INSTRUCTIONS FOR THE TASK >>
Every line below should be repeated exactly.

ENTRIES PROVIDED >>
____________________
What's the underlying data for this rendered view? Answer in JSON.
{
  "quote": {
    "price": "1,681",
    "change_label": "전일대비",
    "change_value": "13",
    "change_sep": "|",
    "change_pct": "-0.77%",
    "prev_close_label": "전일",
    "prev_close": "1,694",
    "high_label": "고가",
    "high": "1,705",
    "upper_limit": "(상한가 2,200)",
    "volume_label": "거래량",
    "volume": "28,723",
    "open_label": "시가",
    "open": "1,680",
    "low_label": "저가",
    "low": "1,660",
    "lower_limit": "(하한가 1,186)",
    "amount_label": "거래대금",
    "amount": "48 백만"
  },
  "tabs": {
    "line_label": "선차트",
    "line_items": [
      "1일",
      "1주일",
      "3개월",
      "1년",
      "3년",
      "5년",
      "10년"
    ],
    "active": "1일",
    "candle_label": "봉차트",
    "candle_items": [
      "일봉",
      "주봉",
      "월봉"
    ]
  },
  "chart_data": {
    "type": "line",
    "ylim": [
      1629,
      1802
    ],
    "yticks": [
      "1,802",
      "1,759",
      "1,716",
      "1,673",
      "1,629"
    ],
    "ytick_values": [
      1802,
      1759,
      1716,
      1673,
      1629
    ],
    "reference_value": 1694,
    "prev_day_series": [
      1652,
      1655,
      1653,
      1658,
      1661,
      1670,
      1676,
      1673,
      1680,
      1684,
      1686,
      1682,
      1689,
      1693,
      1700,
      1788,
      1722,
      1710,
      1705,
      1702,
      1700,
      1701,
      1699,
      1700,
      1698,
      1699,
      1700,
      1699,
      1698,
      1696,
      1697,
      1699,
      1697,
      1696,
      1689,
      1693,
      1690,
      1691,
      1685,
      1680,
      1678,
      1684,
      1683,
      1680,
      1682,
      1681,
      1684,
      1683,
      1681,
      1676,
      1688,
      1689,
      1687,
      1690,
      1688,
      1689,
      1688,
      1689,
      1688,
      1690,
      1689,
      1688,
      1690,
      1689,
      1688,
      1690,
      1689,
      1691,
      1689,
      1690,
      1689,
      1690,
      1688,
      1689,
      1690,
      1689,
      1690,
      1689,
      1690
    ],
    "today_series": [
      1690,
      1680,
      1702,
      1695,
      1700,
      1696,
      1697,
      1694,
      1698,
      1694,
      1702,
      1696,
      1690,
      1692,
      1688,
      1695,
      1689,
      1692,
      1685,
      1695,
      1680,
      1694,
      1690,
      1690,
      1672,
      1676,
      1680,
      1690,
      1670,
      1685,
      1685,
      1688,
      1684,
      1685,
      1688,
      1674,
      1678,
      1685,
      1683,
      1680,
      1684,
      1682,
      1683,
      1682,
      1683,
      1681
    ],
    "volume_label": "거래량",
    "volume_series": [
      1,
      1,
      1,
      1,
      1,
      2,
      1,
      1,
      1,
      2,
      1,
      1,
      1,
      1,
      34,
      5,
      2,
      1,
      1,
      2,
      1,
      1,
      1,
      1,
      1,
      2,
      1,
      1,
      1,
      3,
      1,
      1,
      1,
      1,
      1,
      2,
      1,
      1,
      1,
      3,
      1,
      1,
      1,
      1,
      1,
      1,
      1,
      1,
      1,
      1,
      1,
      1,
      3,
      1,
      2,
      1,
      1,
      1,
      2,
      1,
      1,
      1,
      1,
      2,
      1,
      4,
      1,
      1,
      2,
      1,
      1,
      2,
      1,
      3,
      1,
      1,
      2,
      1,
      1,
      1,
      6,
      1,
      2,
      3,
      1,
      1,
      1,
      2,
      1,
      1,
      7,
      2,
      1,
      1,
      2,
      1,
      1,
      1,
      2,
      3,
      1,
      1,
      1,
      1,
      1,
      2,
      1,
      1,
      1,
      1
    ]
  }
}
____________________
SOLUTION FOR THIS EXERCISE >>
What's the underlying data for this rendered view? Answer in JSON.
{
  "quote": {
    "price": "1,681",
    "change_label": "전일대비",
    "change_value": "13",
    "change_sep": "|",
    "change_pct": "-0.77%",
    "prev_close_label": "전일",
    "prev_close": "1,694",
    "high_label": "고가",
    "high": "1,705",
    "upper_limit": "(상한가 2,200)",
    "volume_label": "거래량",
    "volume": "28,723",
    "open_label": "시가",
    "open": "1,680",
    "low_label": "저가",
    "low": "1,660",
    "lower_limit": "(하한가 1,186)",
    "amount_label": "거래대금",
    "amount": "48 백만"
  },
  "tabs": {
    "line_label": "선차트",
    "line_items": [
      "1일",
      "1주일",
      "3개월",
      "1년",
      "3년",
      "5년",
      "10년"
    ],
    "active": "1일",
    "candle_label": "봉차트",
    "candle_items": [
      "일봉",
      "주봉",
      "월봉"
    ]
  },
  "chart_data": {
    "type": "line",
    "ylim": [
      1629,
      1802
    ],
    "yticks": [
      "1,802",
      "1,759",
      "1,716",
      "1,673",
      "1,629"
    ],
    "ytick_values": [
      1802,
      1759,
      1716,
      1673,
      1629
    ],
    "reference_value": 1694,
    "prev_day_series": [
      1652,
      1655,
      1653,
      1658,
      1661,
      1670,
      1676,
      1673,
      1680,
      1684,
      1686,
      1682,
      1689,
      1693,
      1700,
      1788,
      1722,
      1710,
      1705,
      1702,
      1700,
      1701,
      1699,
      1700,
      1698,
      1699,
      1700,
      1699,
      1698,
      1696,
      1697,
      1699,
      1697,
      1696,
      1689,
      1693,
      1690,
      1691,
      1685,
      1680,
      1678,
      1684,
      1683,
      1680,
      1682,
      1681,
      1684,
      1683,
      1681,
      1676,
      1688,
      1689,
      1687,
      1690,
      1688,
      1689,
      1688,
      1689,
      1688,
      1690,
      1689,
      1688,
      1690,
      1689,
      1688,
      1690,
      1689,
      1691,
      1689,
      1690,
      1689,
      1690,
      1688,
      1689,
      1690,
      1689,
      1690,
      1689,
      1690
    ],
    "today_series": [
      1690,
      1680,
      1702,
      1695,
      1700,
      1696,
      1697,
      1694,
      1698,
      1694,
      1702,
      1696,
      1690,
      1692,
      1688,
      1695,
      1689,
      1692,
      1685,
      1695,
      1680,
      1694,
      1690,
      1690,
      1672,
      1676,
      1680,
      1690,
      1670,
      1685,
      1685,
      1688,
      1684,
      1685,
      1688,
      1674,
      1678,
      1685,
      1683,
      1680,
      1684,
      1682,
      1683,
      1682,
      1683,
      1681
    ],
    "volume_label": "거래량",
    "volume_series": [
      1,
      1,
      1,
      1,
      1,
      2,
      1,
      1,
      1,
      2,
      1,
      1,
      1,
      1,
      34,
      5,
      2,
      1,
      1,
      2,
      1,
      1,
      1,
      1,
      1,
      2,
      1,
      1,
      1,
      3,
      1,
      1,
      1,
      1,
      1,
      2,
      1,
      1,
      1,
      3,
      1,
      1,
      1,
      1,
      1,
      1,
      1,
      1,
      1,
      1,
      1,
      1,
      3,
      1,
      2,
      1,
      1,
      1,
      2,
      1,
      1,
      1,
      1,
      2,
      1,
      4,
      1,
      1,
      2,
      1,
      1,
      2,
      1,
      3,
      1,
      1,
      2,
      1,
      1,
      1,
      6,
      1,
      2,
      3,
      1,
      1,
      1,
      2,
      1,
      1,
      7,
      2,
      1,
      1,
      2,
      1,
      1,
      1,
      2,
      3,
      1,
      1,
      1,
      1,
      1,
      2,
      1,
      1,
      1,
      1
    ]
  }
}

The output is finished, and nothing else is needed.